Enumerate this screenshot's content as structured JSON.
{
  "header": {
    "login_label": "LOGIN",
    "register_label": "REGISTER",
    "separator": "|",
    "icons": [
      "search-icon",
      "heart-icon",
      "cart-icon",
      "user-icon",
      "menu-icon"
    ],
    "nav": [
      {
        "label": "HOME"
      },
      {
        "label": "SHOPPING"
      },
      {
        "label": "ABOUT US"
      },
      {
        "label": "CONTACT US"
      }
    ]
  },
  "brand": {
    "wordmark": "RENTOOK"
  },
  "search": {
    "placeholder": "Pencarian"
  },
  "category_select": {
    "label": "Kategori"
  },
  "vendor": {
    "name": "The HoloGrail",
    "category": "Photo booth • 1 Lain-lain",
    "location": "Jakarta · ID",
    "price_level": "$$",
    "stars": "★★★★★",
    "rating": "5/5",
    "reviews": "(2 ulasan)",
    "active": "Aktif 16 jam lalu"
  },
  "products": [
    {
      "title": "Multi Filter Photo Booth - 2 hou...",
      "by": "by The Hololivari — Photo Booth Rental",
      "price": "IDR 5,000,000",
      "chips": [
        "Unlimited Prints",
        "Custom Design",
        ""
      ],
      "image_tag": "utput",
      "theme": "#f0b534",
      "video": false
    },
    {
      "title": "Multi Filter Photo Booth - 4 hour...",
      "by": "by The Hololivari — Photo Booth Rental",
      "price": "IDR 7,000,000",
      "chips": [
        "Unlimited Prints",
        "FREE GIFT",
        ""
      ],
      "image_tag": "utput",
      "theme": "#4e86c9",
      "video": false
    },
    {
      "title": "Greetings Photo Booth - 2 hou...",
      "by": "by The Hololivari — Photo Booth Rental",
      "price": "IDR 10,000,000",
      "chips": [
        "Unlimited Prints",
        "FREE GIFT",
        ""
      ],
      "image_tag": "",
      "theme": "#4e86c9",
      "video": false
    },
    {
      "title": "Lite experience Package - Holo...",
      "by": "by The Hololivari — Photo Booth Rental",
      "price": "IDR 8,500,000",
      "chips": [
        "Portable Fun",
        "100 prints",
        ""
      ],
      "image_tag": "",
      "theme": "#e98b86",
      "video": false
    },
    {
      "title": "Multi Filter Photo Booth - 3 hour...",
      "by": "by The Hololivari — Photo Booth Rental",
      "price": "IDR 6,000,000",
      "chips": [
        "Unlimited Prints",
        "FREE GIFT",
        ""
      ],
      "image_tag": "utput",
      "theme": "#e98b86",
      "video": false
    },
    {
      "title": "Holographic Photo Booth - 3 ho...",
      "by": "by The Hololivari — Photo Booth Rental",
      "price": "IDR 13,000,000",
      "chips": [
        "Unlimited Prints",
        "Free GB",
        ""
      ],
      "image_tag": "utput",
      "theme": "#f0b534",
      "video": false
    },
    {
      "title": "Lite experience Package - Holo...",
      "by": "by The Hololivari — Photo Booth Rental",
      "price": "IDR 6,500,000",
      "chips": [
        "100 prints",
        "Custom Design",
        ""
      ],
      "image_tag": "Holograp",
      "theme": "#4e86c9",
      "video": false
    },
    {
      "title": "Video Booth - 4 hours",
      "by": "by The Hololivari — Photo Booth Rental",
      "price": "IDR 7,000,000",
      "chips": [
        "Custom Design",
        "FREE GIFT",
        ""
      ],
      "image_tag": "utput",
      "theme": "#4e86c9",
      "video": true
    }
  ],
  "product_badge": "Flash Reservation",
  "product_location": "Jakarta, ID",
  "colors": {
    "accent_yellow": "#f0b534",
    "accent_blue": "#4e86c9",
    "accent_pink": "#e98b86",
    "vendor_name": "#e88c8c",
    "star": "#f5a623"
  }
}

----------

> _Written exercise_: Retype the records in full. Keep every line identical to the original.

> _Expected answer_:
Enumerate this screenshot's content as structured JSON.
{
  "header": {
    "login_label": "LOGIN",
    "register_label": "REGISTER",
    "separator": "|",
    "icons": [
      "search-icon",
      "heart-icon",
      "cart-icon",
      "user-icon",
      "menu-icon"
    ],
    "nav": [
      {
        "label": "HOME"
      },
      {
        "label": "SHOPPING"
      },
      {
        "label": "ABOUT US"
      },
      {
        "label": "CONTACT US"
      }
    ]
  },
  "brand": {
    "wordmark": "RENTOOK"
  },
  "search": {
    "placeholder": "Pencarian"
  },
  "category_select": {
    "label": "Kategori"
  },
  "vendor": {
    "name": "The HoloGrail",
    "category": "Photo booth • 1 Lain-lain",
    "location": "Jakarta · ID",
    "price_level": "$$",
    "stars": "★★★★★",
    "rating": "5/5",
    "reviews": "(2 ulasan)",
    "active": "Aktif 16 jam lalu"
  },
  "products": [
    {
      "title": "Multi Filter Photo Booth - 2 hou...",
      "by": "by The Hololivari — Photo Booth Rental",
      "price": "IDR 5,000,000",
      "chips": [
        "Unlimited Prints",
        "Custom Design",
        ""
      ],
      "image_tag": "utput",
      "theme": "#f0b534",
      "video": false
    },
    {
      "title": "Multi Filter Photo Booth - 4 hour...",
      "by": "by The Hololivari — Photo Booth Rental",
      "price": "IDR 7,000,000",
      "chips": [
        "Unlimited Prints",
        "FREE GIFT",
        ""
      ],
      "image_tag": "utput",
      "theme": "#4e86c9",
      "video": false
    },
    {
      "title": "Greetings Photo Booth - 2 hou...",
      "by": "by The Hololivari — Photo Booth Rental",
      "price": "IDR 10,000,000",
      "chips": [
        "Unlimited Prints",
        "FREE GIFT",
        ""
      ],
      "image_tag": "",
      "theme": "#4e86c9",
      "video": false
    },
    {
      "title": "Lite experience Package - Holo...",
      "by": "by The Hololivari — Photo Booth Rental",
      "price": "IDR 8,500,000",
      "chips": [
        "Portable Fun",
        "100 prints",
        ""
      ],
      "image_tag": "",
      "theme": "#e98b86",
      "video": false
    },
    {
      "title": "Multi Filter Photo Booth - 3 hour...",
      "by": "by The Hololivari — Photo Booth Rental",
      "price": "IDR 6,000,000",
      "chips": [
        "Unlimited Prints",
        "FREE GIFT",
        ""
      ],
      "image_tag": "utput",
      "theme": "#e98b86",
      "video": false
    },
    {
      "title": "Holographic Photo Booth - 3 ho...",
      "by": "by The Hololivari — Photo Booth Rental",
      "price": "IDR 13,000,000",
      "chips": [
        "Unlimited Prints",
        "Free GB",
        ""
      ],
      "image_tag": "utput",
      "theme": "#f0b534",
      "video": false
    },
    {
      "title": "Lite experience Package - Holo...",
      "by": "by The Hololivari — Photo Booth Rental",
      "price": "IDR 6,500,000",
      "chips": [
        "100 prints",
        "Custom Design",
        ""
      ],
      "image_tag": "Holograp",
      "theme": "#4e86c9",
      "video": false
    },
    {
      "title": "Video Booth - 4 hours",
      "by": "by The Hololivari — Photo Booth Rental",
      "price": "IDR 7,000,000",
      "chips": [
        "Custom Design",
        "FREE GIFT",
        ""
      ],
      "image_tag": "utput",
      "theme": "#4e86c9",
      "video": true
    }
  ],
  "product_badge": "Flash Reservation",
  "product_location": "Jakarta, ID",
  "colors": {
    "accent_yellow": "#f0b534",
    "accent_blue": "#4e86c9",
    "accent_pink": "#e98b86",
    "vendor_name": "#e88c8c",
    "star": "#f5a623"
  }
}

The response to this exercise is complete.